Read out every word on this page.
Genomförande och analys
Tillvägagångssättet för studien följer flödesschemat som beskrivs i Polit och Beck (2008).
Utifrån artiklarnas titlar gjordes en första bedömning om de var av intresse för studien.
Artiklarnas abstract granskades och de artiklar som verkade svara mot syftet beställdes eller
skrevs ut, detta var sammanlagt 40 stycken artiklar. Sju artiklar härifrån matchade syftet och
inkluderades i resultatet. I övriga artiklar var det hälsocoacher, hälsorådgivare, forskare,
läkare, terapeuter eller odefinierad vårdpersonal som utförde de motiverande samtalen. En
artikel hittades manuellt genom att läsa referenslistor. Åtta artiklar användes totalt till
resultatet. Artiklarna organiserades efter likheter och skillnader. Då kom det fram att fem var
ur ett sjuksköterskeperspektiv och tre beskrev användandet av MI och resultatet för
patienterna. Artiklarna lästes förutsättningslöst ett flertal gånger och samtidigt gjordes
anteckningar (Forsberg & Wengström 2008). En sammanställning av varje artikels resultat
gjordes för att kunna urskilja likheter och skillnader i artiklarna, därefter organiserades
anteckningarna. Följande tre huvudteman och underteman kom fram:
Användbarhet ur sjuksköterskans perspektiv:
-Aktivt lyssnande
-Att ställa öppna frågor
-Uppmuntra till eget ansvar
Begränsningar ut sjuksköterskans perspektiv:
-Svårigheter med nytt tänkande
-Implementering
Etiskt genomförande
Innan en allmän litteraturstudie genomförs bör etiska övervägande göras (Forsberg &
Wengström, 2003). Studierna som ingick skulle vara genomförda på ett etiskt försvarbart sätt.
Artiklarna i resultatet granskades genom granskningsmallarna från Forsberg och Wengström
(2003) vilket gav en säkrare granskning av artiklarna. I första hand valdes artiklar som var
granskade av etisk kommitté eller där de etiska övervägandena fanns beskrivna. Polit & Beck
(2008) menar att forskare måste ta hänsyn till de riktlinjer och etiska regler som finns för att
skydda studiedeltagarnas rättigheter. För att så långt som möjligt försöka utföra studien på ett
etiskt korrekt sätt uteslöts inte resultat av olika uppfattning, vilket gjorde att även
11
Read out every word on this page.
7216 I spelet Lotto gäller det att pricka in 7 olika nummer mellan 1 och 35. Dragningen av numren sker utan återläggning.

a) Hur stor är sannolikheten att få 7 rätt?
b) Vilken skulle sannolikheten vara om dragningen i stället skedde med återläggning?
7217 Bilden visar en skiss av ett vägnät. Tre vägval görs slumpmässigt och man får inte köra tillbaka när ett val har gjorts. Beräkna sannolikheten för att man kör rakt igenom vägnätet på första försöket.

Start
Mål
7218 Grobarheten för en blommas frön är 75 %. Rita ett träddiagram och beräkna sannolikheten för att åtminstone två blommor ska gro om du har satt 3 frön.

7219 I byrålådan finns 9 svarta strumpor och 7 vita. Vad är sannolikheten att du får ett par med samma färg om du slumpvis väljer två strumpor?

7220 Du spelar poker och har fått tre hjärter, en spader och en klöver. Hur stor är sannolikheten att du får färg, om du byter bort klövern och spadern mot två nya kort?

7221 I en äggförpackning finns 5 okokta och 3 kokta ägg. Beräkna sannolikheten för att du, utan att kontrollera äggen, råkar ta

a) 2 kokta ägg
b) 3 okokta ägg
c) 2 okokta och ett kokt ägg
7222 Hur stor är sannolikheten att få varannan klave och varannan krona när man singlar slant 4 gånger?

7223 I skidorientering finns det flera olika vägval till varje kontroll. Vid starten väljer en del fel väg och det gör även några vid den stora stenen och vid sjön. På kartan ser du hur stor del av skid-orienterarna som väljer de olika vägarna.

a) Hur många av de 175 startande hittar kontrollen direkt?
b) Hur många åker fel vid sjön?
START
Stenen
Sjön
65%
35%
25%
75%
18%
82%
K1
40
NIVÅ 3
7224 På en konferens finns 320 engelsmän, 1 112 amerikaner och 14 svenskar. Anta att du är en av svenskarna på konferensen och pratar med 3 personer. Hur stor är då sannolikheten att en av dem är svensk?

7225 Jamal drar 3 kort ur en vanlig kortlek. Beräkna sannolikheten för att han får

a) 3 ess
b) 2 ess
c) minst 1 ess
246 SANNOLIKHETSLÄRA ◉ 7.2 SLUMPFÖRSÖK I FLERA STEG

### GOAL OF THE EXERCISE
Which lines of the material contain "Beck"? List them.

### SOLUTION FOR THIS TASK
Tillvägagångssättet för studien följer flödesschemat som beskrivs i Polit och Beck (2008).
granskade av etisk kommitté eller där de etiska övervägandena fanns beskrivna. Polit & Beck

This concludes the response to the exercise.